◆ **Dataset content**:
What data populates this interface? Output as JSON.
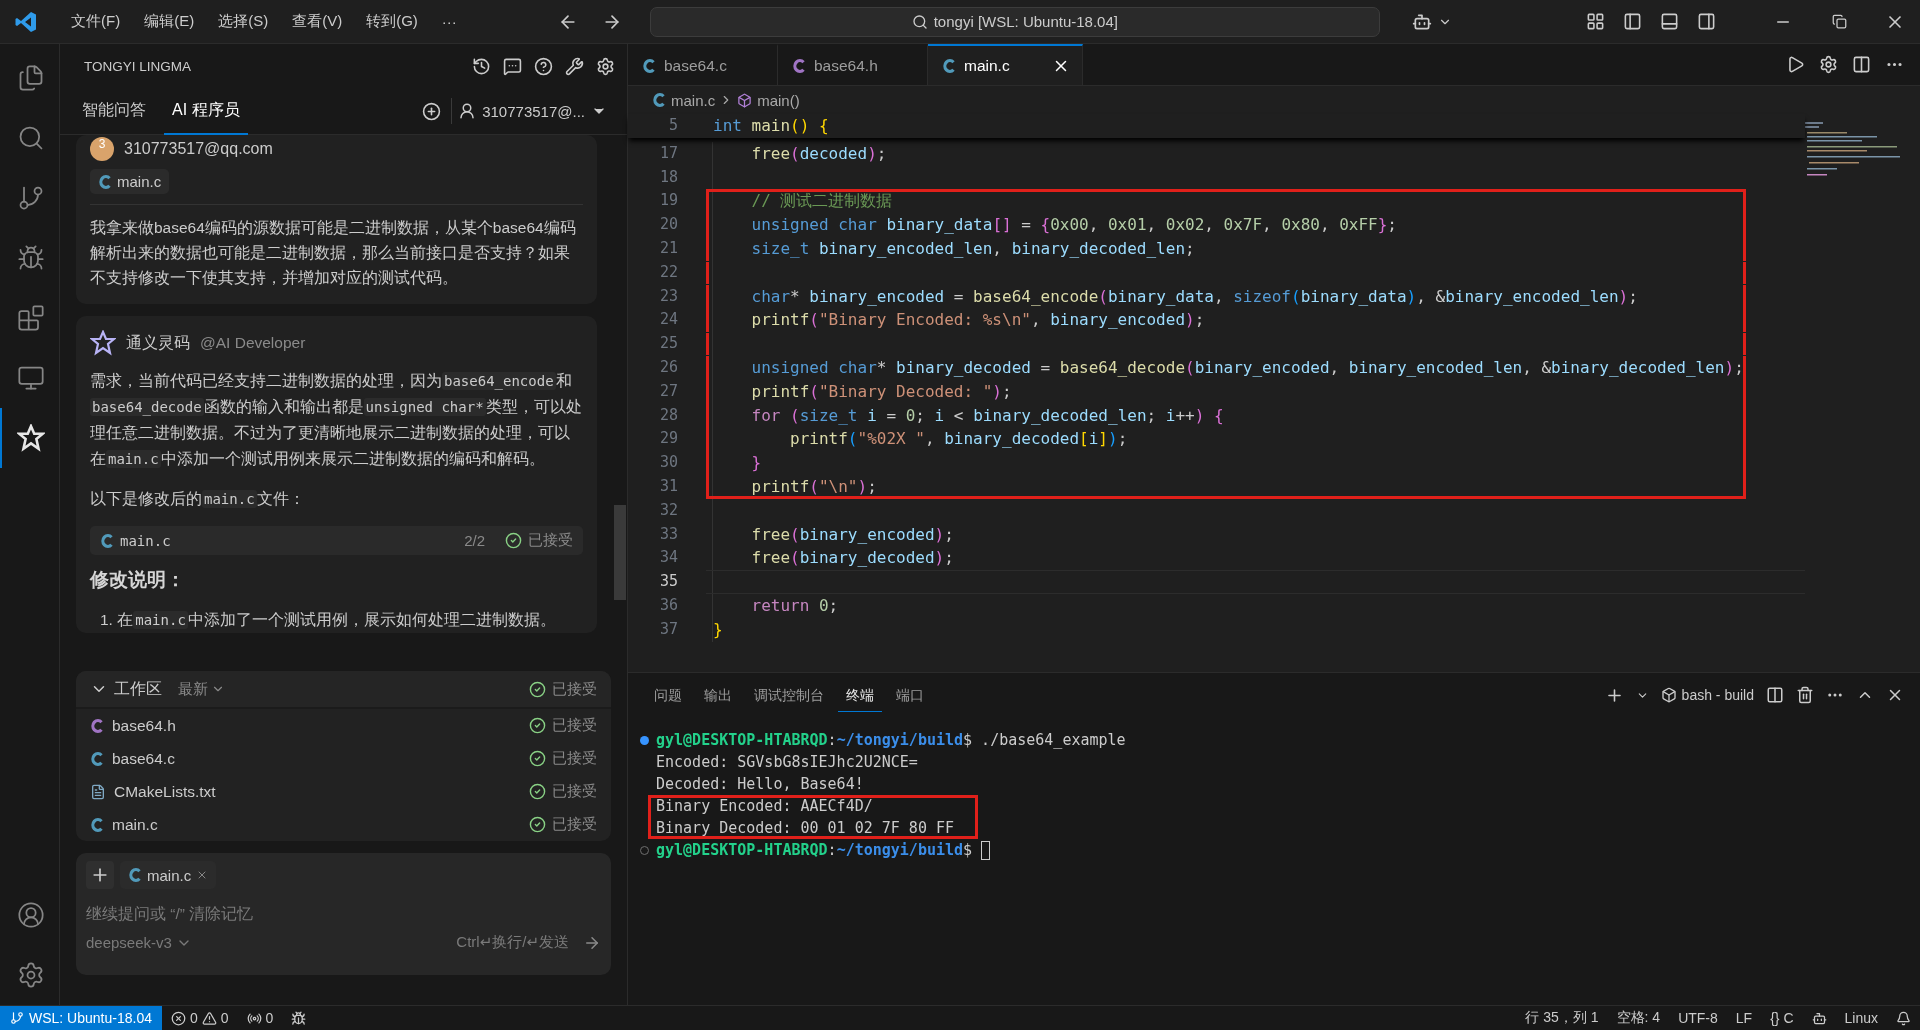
{
  "title_bar": {
    "menus": [
      "文件(F)",
      "编辑(E)",
      "选择(S)",
      "查看(V)",
      "转到(G)"
    ],
    "more": "···",
    "search": "tongyi [WSL: Ubuntu-18.04]"
  },
  "activity_bar": {
    "items": [
      {
        "selected": false
      },
      {
        "selected": false
      },
      {
        "selected": false
      },
      {
        "selected": false
      },
      {
        "selected": false
      },
      {
        "selected": false
      },
      {
        "selected": true
      }
    ]
  },
  "side_panel": {
    "title": "TONGYI LINGMA",
    "tabs": [
      {
        "label": "智能问答",
        "selected": false
      },
      {
        "label": "AI 程序员",
        "selected": true
      }
    ],
    "account": "310773517@...",
    "chat": [
      {
        "kind": "user",
        "avatar": "3",
        "name": "310773517@qq.com",
        "file": "main.c",
        "text": "我拿来做base64编码的源数据可能是二进制数据，从某个base64编码解析出来的数据也可能是二进制数据，那么当前接口是否支持？如果不支持修改一下使其支持，并增加对应的测试代码。"
      },
      {
        "kind": "ai",
        "name": "通义灵码",
        "role": "@AI Developer",
        "blocks": [
          {
            "kind": "paragraph",
            "segments": [
              {
                "kind": "text",
                "text": "需求，当前代码已经支持二进制数据的处理，因为"
              },
              {
                "kind": "code",
                "text": "base64_encode"
              },
              {
                "kind": "text",
                "text": "和"
              },
              {
                "kind": "code",
                "text": "base64_decode"
              },
              {
                "kind": "text",
                "text": "函数的输入和输出都是"
              },
              {
                "kind": "code",
                "text": "unsigned char*"
              },
              {
                "kind": "text",
                "text": "类型，可以处理任意二进制数据。不过为了更清晰地展示二进制数据的处理，可以在"
              },
              {
                "kind": "code",
                "text": "main.c"
              },
              {
                "kind": "text",
                "text": "中添加一个测试用例来展示二进制数据的编码和解码。"
              }
            ]
          },
          {
            "kind": "paragraph",
            "segments": [
              {
                "kind": "text",
                "text": "以下是修改后的"
              },
              {
                "kind": "code",
                "text": "main.c"
              },
              {
                "kind": "text",
                "text": "文件："
              }
            ]
          },
          {
            "kind": "file",
            "name": "main.c",
            "count": "2/2",
            "status": "已接受"
          },
          {
            "kind": "heading",
            "text": "修改说明："
          },
          {
            "kind": "list_item",
            "number": "1.",
            "segments": [
              {
                "kind": "text",
                "text": "在"
              },
              {
                "kind": "code",
                "text": "main.c"
              },
              {
                "kind": "text",
                "text": "中添加了一个测试用例，展示如何处理二进制数据。"
              }
            ]
          }
        ]
      }
    ],
    "workspace": {
      "title": "工作区",
      "sort": "最新",
      "status": "已接受",
      "expanded": true,
      "files": [
        {
          "name": "base64.h",
          "kind": "header",
          "status": "已接受"
        },
        {
          "name": "base64.c",
          "kind": "source",
          "status": "已接受"
        },
        {
          "name": "CMakeLists.txt",
          "kind": "text",
          "status": "已接受"
        },
        {
          "name": "main.c",
          "kind": "source",
          "status": "已接受"
        }
      ]
    },
    "input": {
      "chip": "main.c",
      "placeholder": "继续提问或 “/” 清除记忆",
      "model": "deepseek-v3",
      "hint": "Ctrl↵换行/↵发送"
    }
  },
  "editor": {
    "tabs": [
      {
        "label": "base64.c",
        "kind": "source",
        "selected": false
      },
      {
        "label": "base64.h",
        "kind": "header",
        "selected": false
      },
      {
        "label": "main.c",
        "kind": "source",
        "selected": true
      }
    ],
    "breadcrumb": [
      "main.c",
      "main()"
    ],
    "sticky": {
      "number": "5",
      "tokens": [
        {
          "kind": "kw",
          "text": "int "
        },
        {
          "kind": "fn",
          "text": "main"
        },
        {
          "kind": "b1",
          "text": "()"
        },
        {
          "kind": "b1",
          "text": " {"
        }
      ]
    },
    "lines": [
      {
        "number": "17",
        "current": false,
        "boxed": false,
        "tokens": [
          {
            "kind": "fn",
            "text": "    free"
          },
          {
            "kind": "b2",
            "text": "("
          },
          {
            "kind": "var",
            "text": "decoded"
          },
          {
            "kind": "b2",
            "text": ")"
          },
          {
            "kind": "txt",
            "text": ";"
          }
        ]
      },
      {
        "number": "18",
        "current": false,
        "boxed": false
      },
      {
        "number": "19",
        "current": false,
        "boxed": true,
        "tokens": [
          {
            "kind": "cmt",
            "text": "    // 测试二进制数据"
          }
        ]
      },
      {
        "number": "20",
        "current": false,
        "boxed": true,
        "tokens": [
          {
            "kind": "kw",
            "text": "    unsigned "
          },
          {
            "kind": "kw",
            "text": "char "
          },
          {
            "kind": "var",
            "text": "binary_data"
          },
          {
            "kind": "b2",
            "text": "[]"
          },
          {
            "kind": "txt",
            "text": " = "
          },
          {
            "kind": "b2",
            "text": "{"
          },
          {
            "kind": "num",
            "text": "0x00"
          },
          {
            "kind": "txt",
            "text": ", "
          },
          {
            "kind": "num",
            "text": "0x01"
          },
          {
            "kind": "txt",
            "text": ", "
          },
          {
            "kind": "num",
            "text": "0x02"
          },
          {
            "kind": "txt",
            "text": ", "
          },
          {
            "kind": "num",
            "text": "0x7F"
          },
          {
            "kind": "txt",
            "text": ", "
          },
          {
            "kind": "num",
            "text": "0x80"
          },
          {
            "kind": "txt",
            "text": ", "
          },
          {
            "kind": "num",
            "text": "0xFF"
          },
          {
            "kind": "b2",
            "text": "}"
          },
          {
            "kind": "txt",
            "text": ";"
          }
        ]
      },
      {
        "number": "21",
        "current": false,
        "boxed": true,
        "tokens": [
          {
            "kind": "kw",
            "text": "    size_t "
          },
          {
            "kind": "var",
            "text": "binary_encoded_len"
          },
          {
            "kind": "txt",
            "text": ", "
          },
          {
            "kind": "var",
            "text": "binary_decoded_len"
          },
          {
            "kind": "txt",
            "text": ";"
          }
        ]
      },
      {
        "number": "22",
        "current": false,
        "boxed": true
      },
      {
        "number": "23",
        "current": false,
        "boxed": true,
        "tokens": [
          {
            "kind": "kw",
            "text": "    char"
          },
          {
            "kind": "txt",
            "text": "* "
          },
          {
            "kind": "var",
            "text": "binary_encoded"
          },
          {
            "kind": "txt",
            "text": " = "
          },
          {
            "kind": "fn",
            "text": "base64_encode"
          },
          {
            "kind": "b2",
            "text": "("
          },
          {
            "kind": "var",
            "text": "binary_data"
          },
          {
            "kind": "txt",
            "text": ", "
          },
          {
            "kind": "kw",
            "text": "sizeof"
          },
          {
            "kind": "b3",
            "text": "("
          },
          {
            "kind": "var",
            "text": "binary_data"
          },
          {
            "kind": "b3",
            "text": ")"
          },
          {
            "kind": "txt",
            "text": ", &"
          },
          {
            "kind": "var",
            "text": "binary_encoded_len"
          },
          {
            "kind": "b2",
            "text": ")"
          },
          {
            "kind": "txt",
            "text": ";"
          }
        ]
      },
      {
        "number": "24",
        "current": false,
        "boxed": true,
        "tokens": [
          {
            "kind": "fn",
            "text": "    printf"
          },
          {
            "kind": "b2",
            "text": "("
          },
          {
            "kind": "str",
            "text": "\"Binary Encoded: %s\\n\""
          },
          {
            "kind": "txt",
            "text": ", "
          },
          {
            "kind": "var",
            "text": "binary_encoded"
          },
          {
            "kind": "b2",
            "text": ")"
          },
          {
            "kind": "txt",
            "text": ";"
          }
        ]
      },
      {
        "number": "25",
        "current": false,
        "boxed": true
      },
      {
        "number": "26",
        "current": false,
        "boxed": true,
        "tokens": [
          {
            "kind": "kw",
            "text": "    unsigned "
          },
          {
            "kind": "kw",
            "text": "char"
          },
          {
            "kind": "txt",
            "text": "* "
          },
          {
            "kind": "var",
            "text": "binary_decoded"
          },
          {
            "kind": "txt",
            "text": " = "
          },
          {
            "kind": "fn",
            "text": "base64_decode"
          },
          {
            "kind": "b2",
            "text": "("
          },
          {
            "kind": "var",
            "text": "binary_encoded"
          },
          {
            "kind": "txt",
            "text": ", "
          },
          {
            "kind": "var",
            "text": "binary_encoded_len"
          },
          {
            "kind": "txt",
            "text": ", &"
          },
          {
            "kind": "var",
            "text": "binary_decoded_len"
          },
          {
            "kind": "b2",
            "text": ")"
          },
          {
            "kind": "txt",
            "text": ";"
          }
        ]
      },
      {
        "number": "27",
        "current": false,
        "boxed": true,
        "tokens": [
          {
            "kind": "fn",
            "text": "    printf"
          },
          {
            "kind": "b2",
            "text": "("
          },
          {
            "kind": "str",
            "text": "\"Binary Decoded: \""
          },
          {
            "kind": "b2",
            "text": ")"
          },
          {
            "kind": "txt",
            "text": ";"
          }
        ]
      },
      {
        "number": "28",
        "current": false,
        "boxed": true,
        "tokens": [
          {
            "kind": "ctl",
            "text": "    for "
          },
          {
            "kind": "b2",
            "text": "("
          },
          {
            "kind": "kw",
            "text": "size_t "
          },
          {
            "kind": "var",
            "text": "i"
          },
          {
            "kind": "txt",
            "text": " = "
          },
          {
            "kind": "num",
            "text": "0"
          },
          {
            "kind": "txt",
            "text": "; "
          },
          {
            "kind": "var",
            "text": "i"
          },
          {
            "kind": "txt",
            "text": " < "
          },
          {
            "kind": "var",
            "text": "binary_decoded_len"
          },
          {
            "kind": "txt",
            "text": "; "
          },
          {
            "kind": "var",
            "text": "i"
          },
          {
            "kind": "txt",
            "text": "++"
          },
          {
            "kind": "b2",
            "text": ")"
          },
          {
            "kind": "b2",
            "text": " {"
          }
        ]
      },
      {
        "number": "29",
        "current": false,
        "boxed": true,
        "tokens": [
          {
            "kind": "fn",
            "text": "        printf"
          },
          {
            "kind": "b3",
            "text": "("
          },
          {
            "kind": "str",
            "text": "\"%02X \""
          },
          {
            "kind": "txt",
            "text": ", "
          },
          {
            "kind": "var",
            "text": "binary_decoded"
          },
          {
            "kind": "b1",
            "text": "["
          },
          {
            "kind": "var",
            "text": "i"
          },
          {
            "kind": "b1",
            "text": "]"
          },
          {
            "kind": "b3",
            "text": ")"
          },
          {
            "kind": "txt",
            "text": ";"
          }
        ]
      },
      {
        "number": "30",
        "current": false,
        "boxed": true,
        "tokens": [
          {
            "kind": "b2",
            "text": "    }"
          }
        ]
      },
      {
        "number": "31",
        "current": false,
        "boxed": true,
        "tokens": [
          {
            "kind": "fn",
            "text": "    printf"
          },
          {
            "kind": "b2",
            "text": "("
          },
          {
            "kind": "str",
            "text": "\"\\n\""
          },
          {
            "kind": "b2",
            "text": ")"
          },
          {
            "kind": "txt",
            "text": ";"
          }
        ]
      },
      {
        "number": "32",
        "current": false,
        "boxed": false
      },
      {
        "number": "33",
        "current": false,
        "boxed": false,
        "tokens": [
          {
            "kind": "fn",
            "text": "    free"
          },
          {
            "kind": "b2",
            "text": "("
          },
          {
            "kind": "var",
            "text": "binary_encoded"
          },
          {
            "kind": "b2",
            "text": ")"
          },
          {
            "kind": "txt",
            "text": ";"
          }
        ]
      },
      {
        "number": "34",
        "current": false,
        "boxed": false,
        "tokens": [
          {
            "kind": "fn",
            "text": "    free"
          },
          {
            "kind": "b2",
            "text": "("
          },
          {
            "kind": "var",
            "text": "binary_decoded"
          },
          {
            "kind": "b2",
            "text": ")"
          },
          {
            "kind": "txt",
            "text": ";"
          }
        ]
      },
      {
        "number": "35",
        "current": true,
        "boxed": false
      },
      {
        "number": "36",
        "current": false,
        "boxed": false,
        "tokens": [
          {
            "kind": "ctl",
            "text": "    return "
          },
          {
            "kind": "num",
            "text": "0"
          },
          {
            "kind": "txt",
            "text": ";"
          }
        ]
      },
      {
        "number": "37",
        "current": false,
        "boxed": false,
        "tokens": [
          {
            "kind": "b1",
            "text": "}"
          }
        ]
      }
    ]
  },
  "panel": {
    "tabs": [
      {
        "label": "问题",
        "selected": false
      },
      {
        "label": "输出",
        "selected": false
      },
      {
        "label": "调试控制台",
        "selected": false
      },
      {
        "label": "终端",
        "selected": true
      },
      {
        "label": "端口",
        "selected": false
      }
    ],
    "terminal_name": "bash - build",
    "lines": [
      {
        "kind": "command",
        "boxed": false,
        "segments": [
          {
            "kind": "user",
            "text": "gyl@DESKTOP-HTABRQD"
          },
          {
            "kind": "plain",
            "text": ":"
          },
          {
            "kind": "path",
            "text": "~/tongyi/build"
          },
          {
            "kind": "plain",
            "text": "$ ./base64_example"
          }
        ]
      },
      {
        "kind": "output",
        "boxed": false,
        "segments": [
          {
            "kind": "plain",
            "text": "Encoded: SGVsbG8sIEJhc2U2NCE="
          }
        ]
      },
      {
        "kind": "output",
        "boxed": false,
        "segments": [
          {
            "kind": "plain",
            "text": "Decoded: Hello, Base64!"
          }
        ]
      },
      {
        "kind": "output",
        "boxed": true,
        "segments": [
          {
            "kind": "plain",
            "text": "Binary Encoded: AAECf4D/"
          }
        ]
      },
      {
        "kind": "output",
        "boxed": true,
        "segments": [
          {
            "kind": "plain",
            "text": "Binary Decoded: 00 01 02 7F 80 FF"
          }
        ]
      },
      {
        "kind": "prompt",
        "boxed": false,
        "segments": [
          {
            "kind": "user",
            "text": "gyl@DESKTOP-HTABRQD"
          },
          {
            "kind": "plain",
            "text": ":"
          },
          {
            "kind": "path",
            "text": "~/tongyi/build"
          },
          {
            "kind": "plain",
            "text": "$"
          }
        ]
      }
    ]
  },
  "status_bar": {
    "remote": "WSL: Ubuntu-18.04",
    "errors": "0",
    "warnings": "0",
    "ports": "0",
    "right": [
      "行 35，列 1",
      "空格: 4",
      "UTF-8",
      "LF",
      "{} C"
    ],
    "os": "Linux"
  }
}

◆ **Given instruction**: List every line above containing the word "Ubuntu".

◆ **Result**:
    "search": "tongyi [WSL: Ubuntu-18.04]"
    "remote": "WSL: Ubuntu-18.04",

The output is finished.